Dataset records

——

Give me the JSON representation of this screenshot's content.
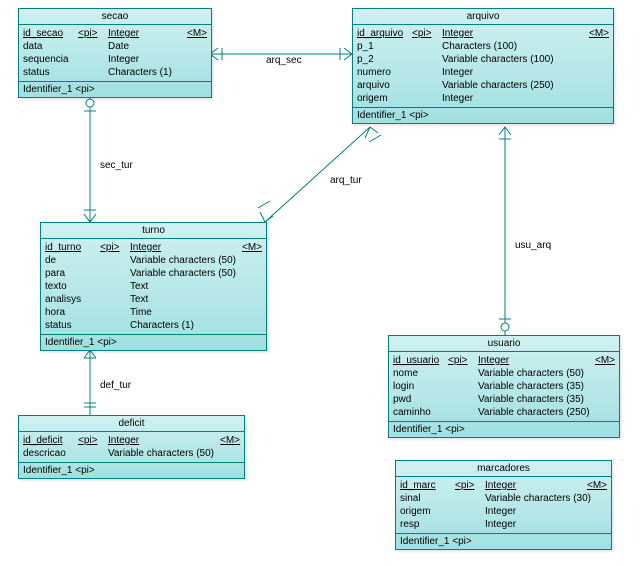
{
  "chart_data": {
    "type": "diagram",
    "diagram_type": "ER / CDM",
    "entities": [
      {
        "name": "secao",
        "attributes": [
          {
            "name": "id_secao",
            "pi": "<pi>",
            "type": "Integer",
            "m": "<M>",
            "pk": true
          },
          {
            "name": "data",
            "pi": "",
            "type": "Date",
            "m": ""
          },
          {
            "name": "sequencia",
            "pi": "",
            "type": "Integer",
            "m": ""
          },
          {
            "name": "status",
            "pi": "",
            "type": "Characters (1)",
            "m": ""
          }
        ],
        "identifier": "Identifier_1  <pi>"
      },
      {
        "name": "arquivo",
        "attributes": [
          {
            "name": "id_arquivo",
            "pi": "<pi>",
            "type": "Integer",
            "m": "<M>",
            "pk": true
          },
          {
            "name": "p_1",
            "pi": "",
            "type": "Characters (100)",
            "m": ""
          },
          {
            "name": "p_2",
            "pi": "",
            "type": "Variable characters (100)",
            "m": ""
          },
          {
            "name": "numero",
            "pi": "",
            "type": "Integer",
            "m": ""
          },
          {
            "name": "arquivo",
            "pi": "",
            "type": "Variable characters (250)",
            "m": ""
          },
          {
            "name": "origem",
            "pi": "",
            "type": "Integer",
            "m": ""
          }
        ],
        "identifier": "Identifier_1  <pi>"
      },
      {
        "name": "turno",
        "attributes": [
          {
            "name": "id_turno",
            "pi": "<pi>",
            "type": "Integer",
            "m": "<M>",
            "pk": true
          },
          {
            "name": "de",
            "pi": "",
            "type": "Variable characters (50)",
            "m": ""
          },
          {
            "name": "para",
            "pi": "",
            "type": "Variable characters (50)",
            "m": ""
          },
          {
            "name": "texto",
            "pi": "",
            "type": "Text",
            "m": ""
          },
          {
            "name": "analisys",
            "pi": "",
            "type": "Text",
            "m": ""
          },
          {
            "name": "hora",
            "pi": "",
            "type": "Time",
            "m": ""
          },
          {
            "name": "status",
            "pi": "",
            "type": "Characters (1)",
            "m": ""
          }
        ],
        "identifier": "Identifier_1  <pi>"
      },
      {
        "name": "usuario",
        "attributes": [
          {
            "name": "id_usuario",
            "pi": "<pi>",
            "type": "Integer",
            "m": "<M>",
            "pk": true
          },
          {
            "name": "nome",
            "pi": "",
            "type": "Variable characters (50)",
            "m": ""
          },
          {
            "name": "login",
            "pi": "",
            "type": "Variable characters (35)",
            "m": ""
          },
          {
            "name": "pwd",
            "pi": "",
            "type": "Variable characters (35)",
            "m": ""
          },
          {
            "name": "caminho",
            "pi": "",
            "type": "Variable characters (250)",
            "m": ""
          }
        ],
        "identifier": "Identifier_1  <pi>"
      },
      {
        "name": "deficit",
        "attributes": [
          {
            "name": "id_deficit",
            "pi": "<pi>",
            "type": "Integer",
            "m": "<M>",
            "pk": true
          },
          {
            "name": "descricao",
            "pi": "",
            "type": "Variable characters (50)",
            "m": ""
          }
        ],
        "identifier": "Identifier_1  <pi>"
      },
      {
        "name": "marcadores",
        "attributes": [
          {
            "name": "id_marc",
            "pi": "<pi>",
            "type": "Integer",
            "m": "<M>",
            "pk": true
          },
          {
            "name": "sinal",
            "pi": "",
            "type": "Variable characters (30)",
            "m": ""
          },
          {
            "name": "origem",
            "pi": "",
            "type": "Integer",
            "m": ""
          },
          {
            "name": "resp",
            "pi": "",
            "type": "Integer",
            "m": ""
          }
        ],
        "identifier": "Identifier_1  <pi>"
      }
    ],
    "relationships": [
      {
        "name": "arq_sec",
        "from": "secao",
        "to": "arquivo"
      },
      {
        "name": "sec_tur",
        "from": "secao",
        "to": "turno"
      },
      {
        "name": "arq_tur",
        "from": "arquivo",
        "to": "turno"
      },
      {
        "name": "usu_arq",
        "from": "arquivo",
        "to": "usuario"
      },
      {
        "name": "def_tur",
        "from": "turno",
        "to": "deficit"
      }
    ]
  },
  "labels": {
    "arq_sec": "arq_sec",
    "sec_tur": "sec_tur",
    "arq_tur": "arq_tur",
    "usu_arq": "usu_arq",
    "def_tur": "def_tur"
  }
}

——

Copy every record character for character. Skip the pictures.

- _Response_
Give me the JSON representation of this screenshot's content.
{
  "chart_data": {
    "type": "diagram",
    "diagram_type": "ER / CDM",
    "entities": [
      {
        "name": "secao",
        "attributes": [
          {
            "name": "id_secao",
            "pi": "<pi>",
            "type": "Integer",
            "m": "<M>",
            "pk": true
          },
          {
            "name": "data",
            "pi": "",
            "type": "Date",
            "m": ""
          },
          {
            "name": "sequencia",
            "pi": "",
            "type": "Integer",
            "m": ""
          },
          {
            "name": "status",
            "pi": "",
            "type": "Characters (1)",
            "m": ""
          }
        ],
        "identifier": "Identifier_1  <pi>"
      },
      {
        "name": "arquivo",
        "attributes": [
          {
            "name": "id_arquivo",
            "pi": "<pi>",
            "type": "Integer",
            "m": "<M>",
            "pk": true
          },
          {
            "name": "p_1",
            "pi": "",
            "type": "Characters (100)",
            "m": ""
          },
          {
            "name": "p_2",
            "pi": "",
            "type": "Variable characters (100)",
            "m": ""
          },
          {
            "name": "numero",
            "pi": "",
            "type": "Integer",
            "m": ""
          },
          {
            "name": "arquivo",
            "pi": "",
            "type": "Variable characters (250)",
            "m": ""
          },
          {
            "name": "origem",
            "pi": "",
            "type": "Integer",
            "m": ""
          }
        ],
        "identifier": "Identifier_1  <pi>"
      },
      {
        "name": "turno",
        "attributes": [
          {
            "name": "id_turno",
            "pi": "<pi>",
            "type": "Integer",
            "m": "<M>",
            "pk": true
          },
          {
            "name": "de",
            "pi": "",
            "type": "Variable characters (50)",
            "m": ""
          },
          {
            "name": "para",
            "pi": "",
            "type": "Variable characters (50)",
            "m": ""
          },
          {
            "name": "texto",
            "pi": "",
            "type": "Text",
            "m": ""
          },
          {
            "name": "analisys",
            "pi": "",
            "type": "Text",
            "m": ""
          },
          {
            "name": "hora",
            "pi": "",
            "type": "Time",
            "m": ""
          },
          {
            "name": "status",
            "pi": "",
            "type": "Characters (1)",
            "m": ""
          }
        ],
        "identifier": "Identifier_1  <pi>"
      },
      {
        "name": "usuario",
        "attributes": [
          {
            "name": "id_usuario",
            "pi": "<pi>",
            "type": "Integer",
            "m": "<M>",
            "pk": true
          },
          {
            "name": "nome",
            "pi": "",
            "type": "Variable characters (50)",
            "m": ""
          },
          {
            "name": "login",
            "pi": "",
            "type": "Variable characters (35)",
            "m": ""
          },
          {
            "name": "pwd",
            "pi": "",
            "type": "Variable characters (35)",
            "m": ""
          },
          {
            "name": "caminho",
            "pi": "",
            "type": "Variable characters (250)",
            "m": ""
          }
        ],
        "identifier": "Identifier_1  <pi>"
      },
      {
        "name": "deficit",
        "attributes": [
          {
            "name": "id_deficit",
            "pi": "<pi>",
            "type": "Integer",
            "m": "<M>",
            "pk": true
          },
          {
            "name": "descricao",
            "pi": "",
            "type": "Variable characters (50)",
            "m": ""
          }
        ],
        "identifier": "Identifier_1  <pi>"
      },
      {
        "name": "marcadores",
        "attributes": [
          {
            "name": "id_marc",
            "pi": "<pi>",
            "type": "Integer",
            "m": "<M>",
            "pk": true
          },
          {
            "name": "sinal",
            "pi": "",
            "type": "Variable characters (30)",
            "m": ""
          },
          {
            "name": "origem",
            "pi": "",
            "type": "Integer",
            "m": ""
          },
          {
            "name": "resp",
            "pi": "",
            "type": "Integer",
            "m": ""
          }
        ],
        "identifier": "Identifier_1  <pi>"
      }
    ],
    "relationships": [
      {
        "name": "arq_sec",
        "from": "secao",
        "to": "arquivo"
      },
      {
        "name": "sec_tur",
        "from": "secao",
        "to": "turno"
      },
      {
        "name": "arq_tur",
        "from": "arquivo",
        "to": "turno"
      },
      {
        "name": "usu_arq",
        "from": "arquivo",
        "to": "usuario"
      },
      {
        "name": "def_tur",
        "from": "turno",
        "to": "deficit"
      }
    ]
  },
  "labels": {
    "arq_sec": "arq_sec",
    "sec_tur": "sec_tur",
    "arq_tur": "arq_tur",
    "usu_arq": "usu_arq",
    "def_tur": "def_tur"
  }
}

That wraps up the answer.